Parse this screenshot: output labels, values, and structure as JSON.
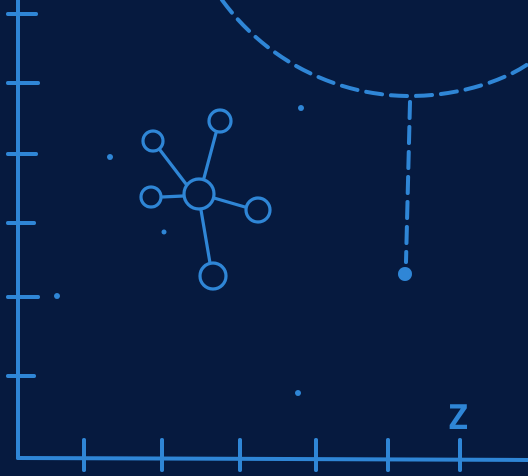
{
  "axis": {
    "z_label": "Z"
  },
  "colors": {
    "background": "#061a3f",
    "ink": "#2f86d6"
  }
}
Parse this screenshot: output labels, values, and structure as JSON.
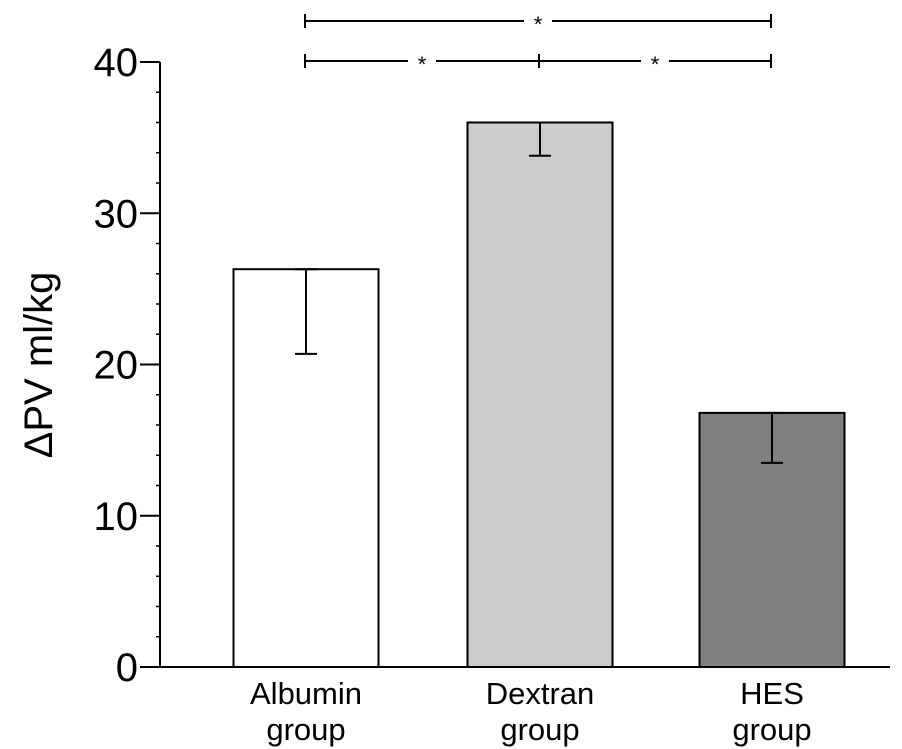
{
  "chart_data": {
    "type": "bar",
    "title": "",
    "xlabel": "",
    "ylabel": "ΔPV ml/kg",
    "ylim": [
      0,
      40
    ],
    "yticks": [
      0,
      10,
      20,
      30,
      40
    ],
    "grid": false,
    "categories": [
      [
        "Albumin",
        "group"
      ],
      [
        "Dextran",
        "group"
      ],
      [
        "HES",
        "group"
      ]
    ],
    "values": [
      26.3,
      36.0,
      16.8
    ],
    "error_lower": [
      20.7,
      33.8,
      13.5
    ],
    "error_upper": [
      26.3,
      36.0,
      16.8
    ],
    "bar_colors": [
      "#ffffff",
      "#cccccc",
      "#808080"
    ],
    "significance": [
      {
        "from": 0,
        "to": 2,
        "label": "*",
        "level": 2
      },
      {
        "from": 0,
        "to": 1,
        "label": "*",
        "level": 1
      },
      {
        "from": 1,
        "to": 2,
        "label": "*",
        "level": 1
      }
    ]
  }
}
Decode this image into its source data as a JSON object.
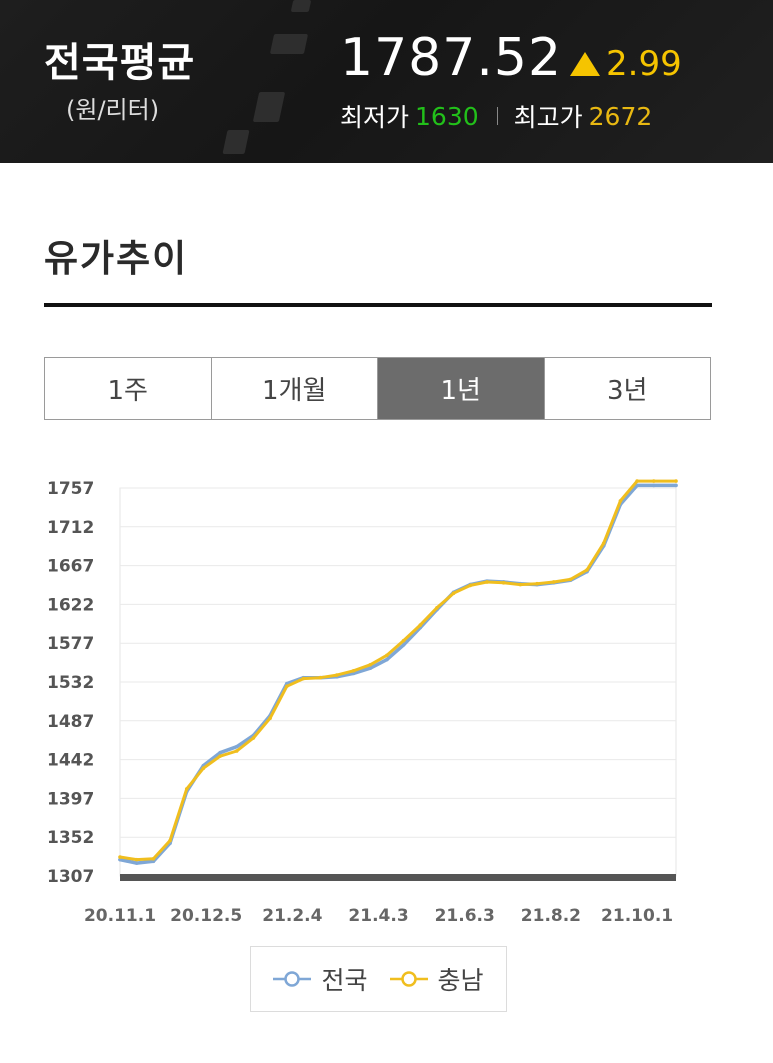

### GIVEN PROBLEM
Would you mind returning each entry above word for word, skipping the images?

### SOLUTION TO THE PROBLEM
Parse this screenshot: output labels, values, and structure as JSON.
{
  "axis": {
    "z_label": "Z"
  },
  "colors": {
    "background": "#061a3f",
    "ink": "#2f86d6"
  }
}
Parse this screenshot: output labels, values, and structure as JSON.
{
  "chart_data": {
    "type": "bar",
    "title": "",
    "xlabel": "",
    "ylabel": "ΔPV ml/kg",
    "ylim": [
      0,
      40
    ],
    "yticks": [
      0,
      10,
      20,
      30,
      40
    ],
    "grid": false,
    "categories": [
      [
        "Albumin",
        "group"
      ],
      [
        "Dextran",
        "group"
      ],
      [
        "HES",
        "group"
      ]
    ],
    "values": [
      26.3,
      36.0,
      16.8
    ],
    "error_lower": [
      20.7,
      33.8,
      13.5
    ],
    "error_upper": [
      26.3,
      36.0,
      16.8
    ],
    "bar_colors": [
      "#ffffff",
      "#cccccc",
      "#808080"
    ],
    "significance": [
      {
        "from": 0,
        "to": 2,
        "label": "*",
        "level": 2
      },
      {
        "from": 0,
        "to": 1,
        "label": "*",
        "level": 1
      },
      {
        "from": 1,
        "to": 2,
        "label": "*",
        "level": 1
      }
    ]
  }
}
Decode this image into its source data as a JSON object.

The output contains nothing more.